» Given information:
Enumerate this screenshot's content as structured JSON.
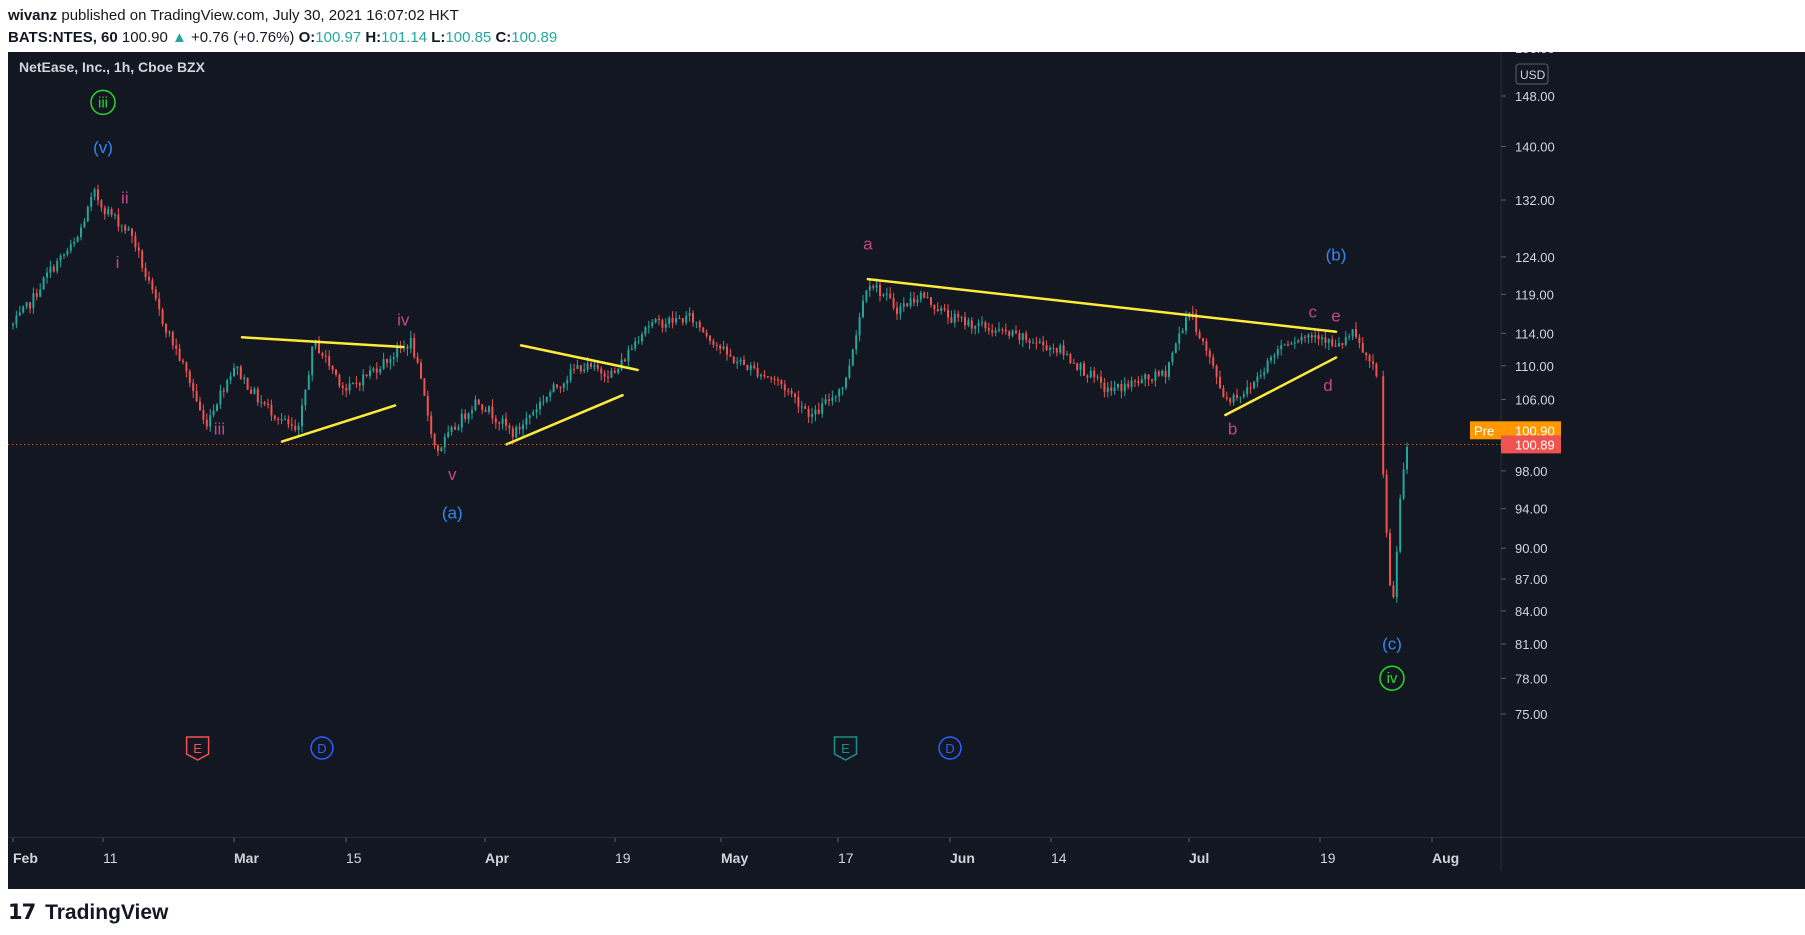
{
  "header": {
    "publisher": "wivanz",
    "published_text": "published on TradingView.com, July 30, 2021 16:07:02 HKT",
    "symbol": "BATS:NTES, 60",
    "last": "100.90",
    "arrow": "▲",
    "change": "+0.76 (+0.76%)",
    "o_label": "O:",
    "o": "100.97",
    "h_label": "H:",
    "h": "101.14",
    "l_label": "L:",
    "l": "100.85",
    "c_label": "C:",
    "c": "100.89"
  },
  "footer": {
    "logo_glyph": "𝟭𝟳",
    "brand": "TradingView"
  },
  "colors": {
    "background": "#131722",
    "grid": "#1e222d",
    "up": "#26a69a",
    "down": "#ef5350",
    "trendline": "#ffeb3b",
    "wave_magenta": "#c2478a",
    "wave_blue": "#2f89f5",
    "wave_green": "#2ad82a",
    "pre_badge": "#ff9800",
    "price_badge": "#ef5350"
  },
  "chart_data": {
    "type": "candlestick",
    "title": "NetEase, Inc., 1h, Cboe BZX",
    "currency": "USD",
    "x_ticks": [
      "Feb",
      "11",
      "Mar",
      "15",
      "Apr",
      "19",
      "May",
      "17",
      "Jun",
      "14",
      "Jul",
      "19",
      "Aug"
    ],
    "y_ticks": [
      "75.00",
      "78.00",
      "81.00",
      "84.00",
      "87.00",
      "90.00",
      "94.00",
      "98.00",
      "102.00",
      "106.00",
      "110.00",
      "114.00",
      "119.00",
      "124.00",
      "132.00",
      "140.00",
      "148.00",
      "156.00"
    ],
    "y_scale": "log",
    "ylim": [
      73,
      156
    ],
    "current_price": "100.89",
    "pre_label": "Pre",
    "pre_price": "100.90",
    "price_path": [
      [
        "2021-02-01",
        115
      ],
      [
        "2021-02-03",
        118
      ],
      [
        "2021-02-05",
        122
      ],
      [
        "2021-02-08",
        126
      ],
      [
        "2021-02-10",
        133
      ],
      [
        "2021-02-11",
        131
      ],
      [
        "2021-02-15",
        127
      ],
      [
        "2021-02-17",
        121
      ],
      [
        "2021-02-19",
        116
      ],
      [
        "2021-02-23",
        108
      ],
      [
        "2021-02-25",
        103
      ],
      [
        "2021-03-01",
        110
      ],
      [
        "2021-03-04",
        106
      ],
      [
        "2021-03-09",
        102
      ],
      [
        "2021-03-11",
        113
      ],
      [
        "2021-03-15",
        107
      ],
      [
        "2021-03-19",
        110
      ],
      [
        "2021-03-23",
        113
      ],
      [
        "2021-03-26",
        100
      ],
      [
        "2021-03-31",
        106
      ],
      [
        "2021-04-05",
        102
      ],
      [
        "2021-04-09",
        106
      ],
      [
        "2021-04-14",
        110
      ],
      [
        "2021-04-19",
        109
      ],
      [
        "2021-04-23",
        115
      ],
      [
        "2021-04-29",
        116
      ],
      [
        "2021-05-04",
        111
      ],
      [
        "2021-05-10",
        108
      ],
      [
        "2021-05-14",
        104
      ],
      [
        "2021-05-18",
        108
      ],
      [
        "2021-05-21",
        121
      ],
      [
        "2021-05-25",
        117
      ],
      [
        "2021-05-28",
        119
      ],
      [
        "2021-06-01",
        116
      ],
      [
        "2021-06-08",
        114
      ],
      [
        "2021-06-15",
        112
      ],
      [
        "2021-06-21",
        107
      ],
      [
        "2021-06-28",
        109
      ],
      [
        "2021-07-01",
        117
      ],
      [
        "2021-07-06",
        106
      ],
      [
        "2021-07-09",
        107
      ],
      [
        "2021-07-14",
        113
      ],
      [
        "2021-07-19",
        114
      ],
      [
        "2021-07-21",
        112
      ],
      [
        "2021-07-23",
        114
      ],
      [
        "2021-07-26",
        109
      ],
      [
        "2021-07-27",
        96
      ],
      [
        "2021-07-28",
        83
      ],
      [
        "2021-07-29",
        95
      ],
      [
        "2021-07-30",
        100.89
      ]
    ],
    "trendlines": [
      {
        "from": [
          "2021-03-02",
          113.5
        ],
        "to": [
          "2021-03-22",
          112.3
        ]
      },
      {
        "from": [
          "2021-03-07",
          101.2
        ],
        "to": [
          "2021-03-21",
          105.3
        ]
      },
      {
        "from": [
          "2021-04-06",
          112.5
        ],
        "to": [
          "2021-04-22",
          109.5
        ]
      },
      {
        "from": [
          "2021-04-04",
          100.9
        ],
        "to": [
          "2021-04-20",
          106.5
        ]
      },
      {
        "from": [
          "2021-05-21",
          121.0
        ],
        "to": [
          "2021-07-21",
          114.2
        ]
      },
      {
        "from": [
          "2021-07-06",
          104.2
        ],
        "to": [
          "2021-07-21",
          111.0
        ]
      }
    ],
    "wave_labels": [
      {
        "text": "iii",
        "date": "2021-02-11",
        "price": 146.0,
        "style": "green-circle"
      },
      {
        "text": "(v)",
        "date": "2021-02-11",
        "price": 139.0,
        "style": "blue"
      },
      {
        "text": "ii",
        "date": "2021-02-14",
        "price": 131.5,
        "style": "magenta"
      },
      {
        "text": "i",
        "date": "2021-02-13",
        "price": 122.5,
        "style": "magenta"
      },
      {
        "text": "iv",
        "date": "2021-03-22",
        "price": 115.0,
        "style": "magenta"
      },
      {
        "text": "iii",
        "date": "2021-02-27",
        "price": 102.0,
        "style": "magenta"
      },
      {
        "text": "v",
        "date": "2021-03-28",
        "price": 97.0,
        "style": "magenta"
      },
      {
        "text": "(a)",
        "date": "2021-03-28",
        "price": 93.0,
        "style": "blue"
      },
      {
        "text": "a",
        "date": "2021-05-21",
        "price": 125.0,
        "style": "magenta"
      },
      {
        "text": "b",
        "date": "2021-07-07",
        "price": 102.0,
        "style": "magenta"
      },
      {
        "text": "c",
        "date": "2021-07-18",
        "price": 116.0,
        "style": "magenta"
      },
      {
        "text": "e",
        "date": "2021-07-21",
        "price": 115.5,
        "style": "magenta"
      },
      {
        "text": "d",
        "date": "2021-07-20",
        "price": 107.0,
        "style": "magenta"
      },
      {
        "text": "(b)",
        "date": "2021-07-21",
        "price": 123.5,
        "style": "blue"
      },
      {
        "text": "(c)",
        "date": "2021-07-28",
        "price": 80.5,
        "style": "blue"
      },
      {
        "text": "iv",
        "date": "2021-07-28",
        "price": 77.5,
        "style": "green-circle"
      }
    ],
    "event_markers": [
      {
        "text": "E",
        "date": "2021-02-24",
        "style": "red"
      },
      {
        "text": "D",
        "date": "2021-03-12",
        "style": "blue"
      },
      {
        "text": "E",
        "date": "2021-05-18",
        "style": "teal"
      },
      {
        "text": "D",
        "date": "2021-06-01",
        "style": "blue"
      }
    ]
  }
}
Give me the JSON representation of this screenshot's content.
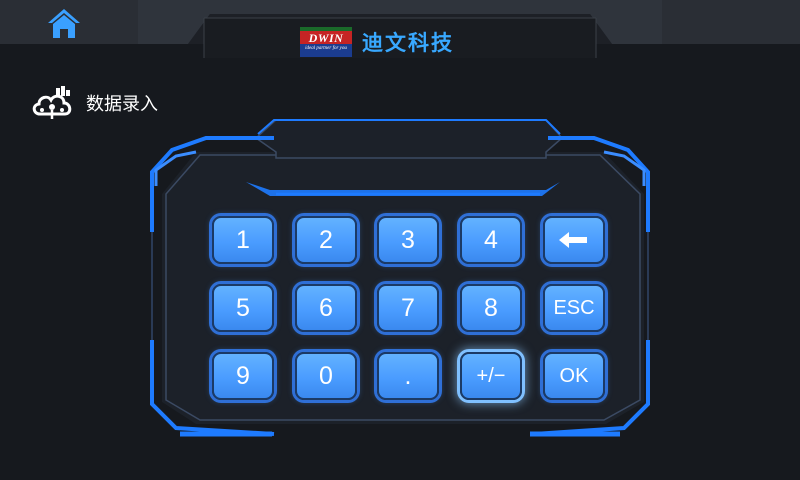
{
  "header": {
    "home_icon": "home-icon",
    "logo_text": "DWIN",
    "logo_tagline": "ideal partner for you",
    "company_name": "迪文科技"
  },
  "page": {
    "title_icon": "cloud-data-icon",
    "title": "数据录入"
  },
  "keypad": {
    "display_value": "",
    "keys": [
      {
        "label": "1"
      },
      {
        "label": "2"
      },
      {
        "label": "3"
      },
      {
        "label": "4"
      },
      {
        "label": "←",
        "icon": "backspace-arrow-icon"
      },
      {
        "label": "5"
      },
      {
        "label": "6"
      },
      {
        "label": "7"
      },
      {
        "label": "8"
      },
      {
        "label": "ESC"
      },
      {
        "label": "9"
      },
      {
        "label": "0"
      },
      {
        "label": "."
      },
      {
        "label": "+/−"
      },
      {
        "label": "OK"
      }
    ]
  },
  "colors": {
    "background": "#16191e",
    "accent": "#1e7bff",
    "key": "#4a9cff",
    "brand_text": "#38a8ff"
  }
}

» Short problem:
In the records above, find each line that holds the word "background"; copy all such lines.

» Solution to this exercise:
    "background": "#131722",
    "background": "#16191e",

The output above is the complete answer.